--- BEGIN DATASET RECORDS ---

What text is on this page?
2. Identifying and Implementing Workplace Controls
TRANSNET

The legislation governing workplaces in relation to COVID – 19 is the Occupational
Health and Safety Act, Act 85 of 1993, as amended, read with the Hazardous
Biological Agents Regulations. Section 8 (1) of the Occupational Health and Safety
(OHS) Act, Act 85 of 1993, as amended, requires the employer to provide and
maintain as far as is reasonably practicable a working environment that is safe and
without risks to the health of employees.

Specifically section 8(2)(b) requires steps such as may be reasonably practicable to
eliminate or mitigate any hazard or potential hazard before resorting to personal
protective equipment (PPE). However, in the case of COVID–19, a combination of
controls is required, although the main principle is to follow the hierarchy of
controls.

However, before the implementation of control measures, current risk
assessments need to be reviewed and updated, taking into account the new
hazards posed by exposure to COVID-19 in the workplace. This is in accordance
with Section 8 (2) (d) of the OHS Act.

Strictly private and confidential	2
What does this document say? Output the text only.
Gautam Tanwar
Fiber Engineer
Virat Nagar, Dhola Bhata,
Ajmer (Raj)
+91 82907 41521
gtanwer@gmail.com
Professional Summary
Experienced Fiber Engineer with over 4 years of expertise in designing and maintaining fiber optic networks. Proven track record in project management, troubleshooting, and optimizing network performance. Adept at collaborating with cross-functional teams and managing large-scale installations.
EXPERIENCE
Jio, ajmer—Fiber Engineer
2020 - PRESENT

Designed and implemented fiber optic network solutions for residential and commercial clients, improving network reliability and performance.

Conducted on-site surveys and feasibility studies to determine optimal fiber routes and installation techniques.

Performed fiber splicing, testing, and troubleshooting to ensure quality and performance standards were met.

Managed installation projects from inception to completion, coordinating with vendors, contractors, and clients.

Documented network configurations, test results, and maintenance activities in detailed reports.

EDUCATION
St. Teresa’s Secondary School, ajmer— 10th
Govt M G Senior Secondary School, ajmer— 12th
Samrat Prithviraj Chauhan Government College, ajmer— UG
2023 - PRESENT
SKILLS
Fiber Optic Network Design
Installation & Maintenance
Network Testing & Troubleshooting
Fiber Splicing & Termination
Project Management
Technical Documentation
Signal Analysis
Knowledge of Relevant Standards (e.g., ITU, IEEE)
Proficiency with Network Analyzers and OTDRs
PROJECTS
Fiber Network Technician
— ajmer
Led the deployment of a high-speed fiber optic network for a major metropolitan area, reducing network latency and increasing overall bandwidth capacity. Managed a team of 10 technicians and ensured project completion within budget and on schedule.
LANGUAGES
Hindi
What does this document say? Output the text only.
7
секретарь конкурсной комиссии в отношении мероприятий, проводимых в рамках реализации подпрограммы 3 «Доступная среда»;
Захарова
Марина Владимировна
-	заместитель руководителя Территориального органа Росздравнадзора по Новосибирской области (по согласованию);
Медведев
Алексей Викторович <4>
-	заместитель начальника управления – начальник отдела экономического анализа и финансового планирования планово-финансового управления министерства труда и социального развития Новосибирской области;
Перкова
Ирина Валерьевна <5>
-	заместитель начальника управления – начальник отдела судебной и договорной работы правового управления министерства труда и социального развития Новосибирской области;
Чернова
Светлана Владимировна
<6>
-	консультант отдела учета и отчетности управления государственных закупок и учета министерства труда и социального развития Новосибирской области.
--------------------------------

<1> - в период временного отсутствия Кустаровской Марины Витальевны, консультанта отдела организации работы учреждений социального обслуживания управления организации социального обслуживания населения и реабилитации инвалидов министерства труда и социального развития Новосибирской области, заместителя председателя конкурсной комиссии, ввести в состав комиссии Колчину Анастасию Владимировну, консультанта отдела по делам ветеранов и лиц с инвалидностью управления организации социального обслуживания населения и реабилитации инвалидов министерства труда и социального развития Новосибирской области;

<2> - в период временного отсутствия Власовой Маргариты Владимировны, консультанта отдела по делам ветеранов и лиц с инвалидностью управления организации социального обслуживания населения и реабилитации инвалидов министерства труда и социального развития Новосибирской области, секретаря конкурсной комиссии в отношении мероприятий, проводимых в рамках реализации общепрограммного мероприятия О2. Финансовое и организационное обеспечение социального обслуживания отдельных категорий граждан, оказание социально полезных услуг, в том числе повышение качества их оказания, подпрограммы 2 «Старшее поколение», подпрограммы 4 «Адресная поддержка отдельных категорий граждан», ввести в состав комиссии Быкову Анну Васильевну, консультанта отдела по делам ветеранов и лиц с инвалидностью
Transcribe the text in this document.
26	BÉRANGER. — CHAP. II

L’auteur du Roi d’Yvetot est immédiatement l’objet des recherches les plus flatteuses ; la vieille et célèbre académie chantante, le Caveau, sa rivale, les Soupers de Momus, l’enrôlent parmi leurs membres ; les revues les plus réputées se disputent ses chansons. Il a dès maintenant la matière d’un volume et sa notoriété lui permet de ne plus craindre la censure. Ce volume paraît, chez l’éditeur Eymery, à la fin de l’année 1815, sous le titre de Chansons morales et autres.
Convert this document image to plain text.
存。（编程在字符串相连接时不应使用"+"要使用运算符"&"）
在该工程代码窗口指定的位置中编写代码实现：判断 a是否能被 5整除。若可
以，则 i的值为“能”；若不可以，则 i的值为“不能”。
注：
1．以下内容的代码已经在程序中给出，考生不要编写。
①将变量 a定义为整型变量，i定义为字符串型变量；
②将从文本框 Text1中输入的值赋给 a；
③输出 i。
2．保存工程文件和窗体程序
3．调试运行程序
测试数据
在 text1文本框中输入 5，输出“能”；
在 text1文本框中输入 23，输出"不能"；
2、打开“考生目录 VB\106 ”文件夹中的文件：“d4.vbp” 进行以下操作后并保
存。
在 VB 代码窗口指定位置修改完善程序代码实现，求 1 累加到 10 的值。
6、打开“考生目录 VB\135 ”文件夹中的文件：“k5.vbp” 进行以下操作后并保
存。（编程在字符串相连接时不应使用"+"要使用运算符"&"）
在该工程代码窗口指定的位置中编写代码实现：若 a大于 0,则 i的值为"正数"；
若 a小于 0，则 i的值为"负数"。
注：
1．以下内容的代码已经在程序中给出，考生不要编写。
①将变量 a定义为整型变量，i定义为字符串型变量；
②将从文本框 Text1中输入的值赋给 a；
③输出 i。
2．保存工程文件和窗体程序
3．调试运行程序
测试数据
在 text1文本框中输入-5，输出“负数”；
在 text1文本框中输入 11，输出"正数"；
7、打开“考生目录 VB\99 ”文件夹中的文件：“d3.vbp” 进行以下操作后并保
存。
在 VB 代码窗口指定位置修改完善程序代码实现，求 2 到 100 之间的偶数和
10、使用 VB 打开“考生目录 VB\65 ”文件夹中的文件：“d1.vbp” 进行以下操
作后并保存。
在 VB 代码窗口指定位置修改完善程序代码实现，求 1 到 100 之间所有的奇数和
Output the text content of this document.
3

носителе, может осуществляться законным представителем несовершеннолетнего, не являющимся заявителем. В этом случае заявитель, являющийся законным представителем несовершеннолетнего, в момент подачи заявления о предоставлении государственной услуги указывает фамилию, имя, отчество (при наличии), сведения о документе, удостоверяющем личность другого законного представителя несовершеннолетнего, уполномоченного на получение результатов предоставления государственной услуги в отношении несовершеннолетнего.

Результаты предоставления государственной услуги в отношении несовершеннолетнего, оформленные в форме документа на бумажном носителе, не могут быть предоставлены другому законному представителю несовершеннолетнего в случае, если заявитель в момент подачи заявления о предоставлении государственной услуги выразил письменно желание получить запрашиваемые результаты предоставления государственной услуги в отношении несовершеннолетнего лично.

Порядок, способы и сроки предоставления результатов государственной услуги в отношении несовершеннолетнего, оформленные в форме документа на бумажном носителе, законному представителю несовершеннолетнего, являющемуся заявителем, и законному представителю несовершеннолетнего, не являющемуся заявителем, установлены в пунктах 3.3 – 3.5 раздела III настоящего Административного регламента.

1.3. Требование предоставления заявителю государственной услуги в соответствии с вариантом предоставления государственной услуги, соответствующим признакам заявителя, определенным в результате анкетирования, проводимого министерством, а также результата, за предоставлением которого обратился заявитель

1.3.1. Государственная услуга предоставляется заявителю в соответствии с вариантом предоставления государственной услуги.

--- END DATASET RECORDS ---

◆ REQUIRED WORK ◆
Show the lines where the word "Safety" appears in the entries.

◆ TASK ANSWER ◆
Health and Safety Act, Act 85 of 1993, as amended, read with the Hazardous
Biological Agents Regulations. Section 8 (1) of the Occupational Health and Safety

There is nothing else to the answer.